[Requirements]:
Check every line below for the word "Behavior" and show those that hold it.

[start]

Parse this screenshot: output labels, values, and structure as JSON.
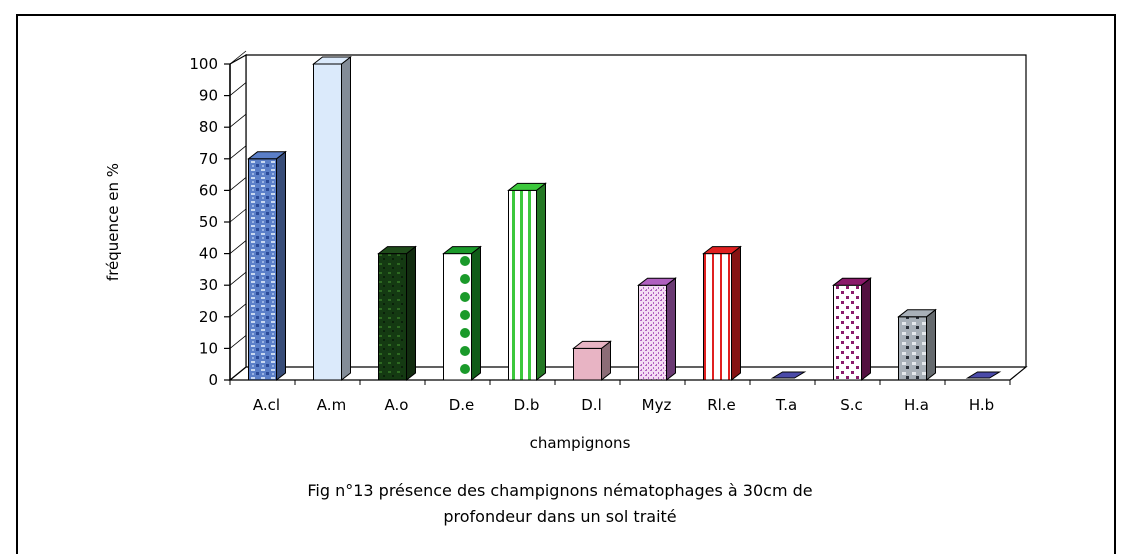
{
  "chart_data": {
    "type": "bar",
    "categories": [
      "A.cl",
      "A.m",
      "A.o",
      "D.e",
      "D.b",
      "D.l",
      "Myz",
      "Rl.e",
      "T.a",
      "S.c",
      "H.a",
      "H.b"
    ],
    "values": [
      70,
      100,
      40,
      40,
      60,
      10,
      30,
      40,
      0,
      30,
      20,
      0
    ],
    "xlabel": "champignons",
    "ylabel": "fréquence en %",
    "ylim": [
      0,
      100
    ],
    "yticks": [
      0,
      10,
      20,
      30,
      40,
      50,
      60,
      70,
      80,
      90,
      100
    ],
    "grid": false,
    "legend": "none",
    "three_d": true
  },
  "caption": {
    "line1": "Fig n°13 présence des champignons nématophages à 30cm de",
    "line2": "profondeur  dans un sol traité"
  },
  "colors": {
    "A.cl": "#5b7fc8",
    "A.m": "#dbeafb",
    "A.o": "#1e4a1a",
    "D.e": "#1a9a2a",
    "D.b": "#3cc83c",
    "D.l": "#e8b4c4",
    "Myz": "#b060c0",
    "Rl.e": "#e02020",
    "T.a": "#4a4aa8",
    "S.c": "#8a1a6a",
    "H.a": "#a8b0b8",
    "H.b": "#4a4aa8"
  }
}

[end]
[start]

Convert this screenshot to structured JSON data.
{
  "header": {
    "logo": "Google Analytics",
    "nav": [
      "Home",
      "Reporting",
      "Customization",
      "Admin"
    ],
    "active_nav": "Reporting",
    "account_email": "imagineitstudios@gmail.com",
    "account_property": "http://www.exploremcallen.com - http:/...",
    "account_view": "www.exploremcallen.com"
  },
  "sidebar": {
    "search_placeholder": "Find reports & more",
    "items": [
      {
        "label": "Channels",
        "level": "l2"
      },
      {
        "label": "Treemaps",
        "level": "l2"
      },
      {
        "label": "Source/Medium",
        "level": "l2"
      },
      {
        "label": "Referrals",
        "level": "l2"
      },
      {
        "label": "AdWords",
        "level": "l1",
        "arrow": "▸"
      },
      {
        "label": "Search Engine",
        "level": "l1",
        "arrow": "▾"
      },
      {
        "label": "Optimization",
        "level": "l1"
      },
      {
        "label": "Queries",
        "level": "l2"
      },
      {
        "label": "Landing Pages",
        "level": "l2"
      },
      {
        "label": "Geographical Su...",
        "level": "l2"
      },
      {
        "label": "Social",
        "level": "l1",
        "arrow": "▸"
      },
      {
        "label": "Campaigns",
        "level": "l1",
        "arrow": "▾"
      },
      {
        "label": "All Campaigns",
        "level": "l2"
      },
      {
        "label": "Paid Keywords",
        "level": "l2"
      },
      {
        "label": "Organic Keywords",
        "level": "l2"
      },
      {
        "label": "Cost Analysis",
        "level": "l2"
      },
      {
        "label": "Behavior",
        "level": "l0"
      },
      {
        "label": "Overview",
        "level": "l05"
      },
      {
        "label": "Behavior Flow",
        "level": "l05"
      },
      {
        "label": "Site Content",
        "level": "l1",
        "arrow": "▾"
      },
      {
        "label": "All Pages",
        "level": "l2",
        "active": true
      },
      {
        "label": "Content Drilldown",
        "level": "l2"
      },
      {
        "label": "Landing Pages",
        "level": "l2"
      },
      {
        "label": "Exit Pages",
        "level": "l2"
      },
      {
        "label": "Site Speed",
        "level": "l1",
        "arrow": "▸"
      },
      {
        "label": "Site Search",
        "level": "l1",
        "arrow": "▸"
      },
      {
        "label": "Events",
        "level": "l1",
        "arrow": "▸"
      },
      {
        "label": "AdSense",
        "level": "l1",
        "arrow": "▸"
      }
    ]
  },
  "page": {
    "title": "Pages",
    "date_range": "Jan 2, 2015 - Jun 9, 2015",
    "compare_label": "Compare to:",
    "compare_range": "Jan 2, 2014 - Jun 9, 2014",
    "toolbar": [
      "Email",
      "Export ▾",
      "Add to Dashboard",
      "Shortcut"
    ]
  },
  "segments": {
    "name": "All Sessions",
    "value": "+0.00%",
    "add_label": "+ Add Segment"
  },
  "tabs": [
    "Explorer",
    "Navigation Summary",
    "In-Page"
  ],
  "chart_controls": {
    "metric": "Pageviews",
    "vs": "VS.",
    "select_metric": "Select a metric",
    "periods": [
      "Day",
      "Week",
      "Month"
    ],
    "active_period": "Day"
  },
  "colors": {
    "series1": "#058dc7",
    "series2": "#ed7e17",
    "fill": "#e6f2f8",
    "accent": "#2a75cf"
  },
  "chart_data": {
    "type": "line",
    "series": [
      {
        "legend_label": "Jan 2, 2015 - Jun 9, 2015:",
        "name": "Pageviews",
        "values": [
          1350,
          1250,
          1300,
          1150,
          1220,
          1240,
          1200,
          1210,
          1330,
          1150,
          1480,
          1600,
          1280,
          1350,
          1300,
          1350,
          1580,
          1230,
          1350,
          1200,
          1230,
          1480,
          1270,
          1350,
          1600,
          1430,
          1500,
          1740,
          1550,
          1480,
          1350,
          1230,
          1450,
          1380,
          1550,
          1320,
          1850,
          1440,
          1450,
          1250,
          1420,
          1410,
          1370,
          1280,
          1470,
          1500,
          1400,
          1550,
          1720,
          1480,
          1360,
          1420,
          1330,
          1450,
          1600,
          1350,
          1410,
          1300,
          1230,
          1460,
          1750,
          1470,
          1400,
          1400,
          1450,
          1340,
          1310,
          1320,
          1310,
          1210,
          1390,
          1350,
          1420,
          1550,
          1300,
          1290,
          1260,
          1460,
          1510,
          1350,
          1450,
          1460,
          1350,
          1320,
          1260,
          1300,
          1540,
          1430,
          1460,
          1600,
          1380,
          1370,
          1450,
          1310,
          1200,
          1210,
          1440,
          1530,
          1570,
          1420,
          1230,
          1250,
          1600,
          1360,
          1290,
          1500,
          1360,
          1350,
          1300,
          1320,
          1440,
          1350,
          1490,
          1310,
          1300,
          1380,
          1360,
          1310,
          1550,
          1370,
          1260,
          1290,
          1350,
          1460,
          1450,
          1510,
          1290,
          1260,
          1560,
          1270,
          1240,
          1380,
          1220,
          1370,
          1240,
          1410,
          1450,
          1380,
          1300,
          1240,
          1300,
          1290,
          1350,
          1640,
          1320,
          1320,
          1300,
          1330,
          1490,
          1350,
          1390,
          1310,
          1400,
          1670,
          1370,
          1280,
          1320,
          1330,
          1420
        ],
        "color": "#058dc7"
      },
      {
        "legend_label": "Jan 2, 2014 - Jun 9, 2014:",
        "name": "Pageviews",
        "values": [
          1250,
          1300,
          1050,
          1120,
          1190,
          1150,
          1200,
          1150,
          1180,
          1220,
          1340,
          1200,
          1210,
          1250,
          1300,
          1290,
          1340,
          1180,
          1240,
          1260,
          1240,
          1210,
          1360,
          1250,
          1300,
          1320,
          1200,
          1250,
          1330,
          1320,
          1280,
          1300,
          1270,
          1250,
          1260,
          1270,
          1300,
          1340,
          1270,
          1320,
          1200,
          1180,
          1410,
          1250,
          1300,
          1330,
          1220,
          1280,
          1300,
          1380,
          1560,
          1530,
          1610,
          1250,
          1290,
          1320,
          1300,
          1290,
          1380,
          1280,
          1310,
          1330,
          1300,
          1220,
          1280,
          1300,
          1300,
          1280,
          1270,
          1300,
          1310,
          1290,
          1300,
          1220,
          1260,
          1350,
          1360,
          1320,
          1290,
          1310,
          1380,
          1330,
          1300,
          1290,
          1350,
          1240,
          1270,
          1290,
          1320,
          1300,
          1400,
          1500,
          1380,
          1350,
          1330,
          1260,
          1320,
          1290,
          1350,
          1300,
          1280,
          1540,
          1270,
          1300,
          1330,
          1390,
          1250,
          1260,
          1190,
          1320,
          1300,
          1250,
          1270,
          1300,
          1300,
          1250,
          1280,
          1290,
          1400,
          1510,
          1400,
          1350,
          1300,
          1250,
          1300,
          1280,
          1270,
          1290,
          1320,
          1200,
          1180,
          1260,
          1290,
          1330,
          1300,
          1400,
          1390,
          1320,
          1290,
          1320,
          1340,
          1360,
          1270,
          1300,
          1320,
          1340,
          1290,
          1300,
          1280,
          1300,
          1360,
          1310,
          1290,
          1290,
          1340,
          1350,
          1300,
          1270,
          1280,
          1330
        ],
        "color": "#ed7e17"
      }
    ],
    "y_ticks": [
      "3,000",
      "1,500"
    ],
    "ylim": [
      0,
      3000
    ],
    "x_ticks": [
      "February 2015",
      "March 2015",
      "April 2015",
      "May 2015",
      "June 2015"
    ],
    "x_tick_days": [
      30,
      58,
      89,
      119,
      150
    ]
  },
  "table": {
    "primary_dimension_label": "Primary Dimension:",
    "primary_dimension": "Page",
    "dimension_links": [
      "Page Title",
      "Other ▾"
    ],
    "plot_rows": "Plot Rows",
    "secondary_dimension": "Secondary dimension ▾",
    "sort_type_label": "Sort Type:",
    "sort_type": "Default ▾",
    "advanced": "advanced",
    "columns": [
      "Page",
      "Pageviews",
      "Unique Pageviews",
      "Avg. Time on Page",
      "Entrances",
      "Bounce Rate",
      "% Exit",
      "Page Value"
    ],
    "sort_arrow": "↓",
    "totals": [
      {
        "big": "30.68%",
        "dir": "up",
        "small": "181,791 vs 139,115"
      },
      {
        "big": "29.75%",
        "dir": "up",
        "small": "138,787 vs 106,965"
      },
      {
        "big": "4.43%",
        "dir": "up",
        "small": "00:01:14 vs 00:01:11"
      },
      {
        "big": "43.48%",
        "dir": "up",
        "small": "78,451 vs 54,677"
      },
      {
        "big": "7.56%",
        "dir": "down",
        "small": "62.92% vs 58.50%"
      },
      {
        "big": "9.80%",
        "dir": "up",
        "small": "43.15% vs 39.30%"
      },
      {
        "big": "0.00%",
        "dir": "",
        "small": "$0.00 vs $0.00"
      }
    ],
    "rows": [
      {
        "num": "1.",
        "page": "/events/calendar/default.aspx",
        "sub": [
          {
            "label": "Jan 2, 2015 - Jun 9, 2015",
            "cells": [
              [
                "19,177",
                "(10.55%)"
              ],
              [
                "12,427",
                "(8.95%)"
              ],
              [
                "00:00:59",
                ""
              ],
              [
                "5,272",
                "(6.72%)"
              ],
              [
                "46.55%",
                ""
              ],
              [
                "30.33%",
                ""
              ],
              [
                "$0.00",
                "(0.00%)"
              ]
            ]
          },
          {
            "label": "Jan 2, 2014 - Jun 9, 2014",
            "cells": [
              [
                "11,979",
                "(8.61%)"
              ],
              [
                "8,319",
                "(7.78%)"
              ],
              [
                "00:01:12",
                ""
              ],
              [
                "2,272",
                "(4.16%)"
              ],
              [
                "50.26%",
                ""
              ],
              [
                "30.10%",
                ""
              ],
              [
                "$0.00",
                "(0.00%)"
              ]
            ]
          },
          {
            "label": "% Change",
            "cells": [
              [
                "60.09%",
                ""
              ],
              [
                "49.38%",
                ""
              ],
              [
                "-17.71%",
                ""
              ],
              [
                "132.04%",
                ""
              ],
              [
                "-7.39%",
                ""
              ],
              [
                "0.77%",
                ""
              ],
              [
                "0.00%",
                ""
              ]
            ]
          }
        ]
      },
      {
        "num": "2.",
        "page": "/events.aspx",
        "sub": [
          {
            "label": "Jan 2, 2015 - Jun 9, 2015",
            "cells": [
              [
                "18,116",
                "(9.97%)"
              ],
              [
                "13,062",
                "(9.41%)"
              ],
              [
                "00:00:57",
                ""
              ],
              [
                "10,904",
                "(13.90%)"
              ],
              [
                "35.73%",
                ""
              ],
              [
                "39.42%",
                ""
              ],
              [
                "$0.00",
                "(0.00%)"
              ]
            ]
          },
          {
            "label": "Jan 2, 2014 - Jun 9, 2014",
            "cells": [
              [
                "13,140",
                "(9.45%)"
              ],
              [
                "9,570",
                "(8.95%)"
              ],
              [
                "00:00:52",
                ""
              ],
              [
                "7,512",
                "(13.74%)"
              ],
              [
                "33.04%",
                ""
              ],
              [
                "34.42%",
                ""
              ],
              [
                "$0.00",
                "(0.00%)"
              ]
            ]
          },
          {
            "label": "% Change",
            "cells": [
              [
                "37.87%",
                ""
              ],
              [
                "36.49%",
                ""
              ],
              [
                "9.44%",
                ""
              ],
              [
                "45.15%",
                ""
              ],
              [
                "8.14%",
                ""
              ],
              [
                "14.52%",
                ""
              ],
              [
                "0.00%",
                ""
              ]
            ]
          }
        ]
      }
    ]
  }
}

[end]

[Written response]:
        "label": "Behavior",
        "label": "Behavior Flow",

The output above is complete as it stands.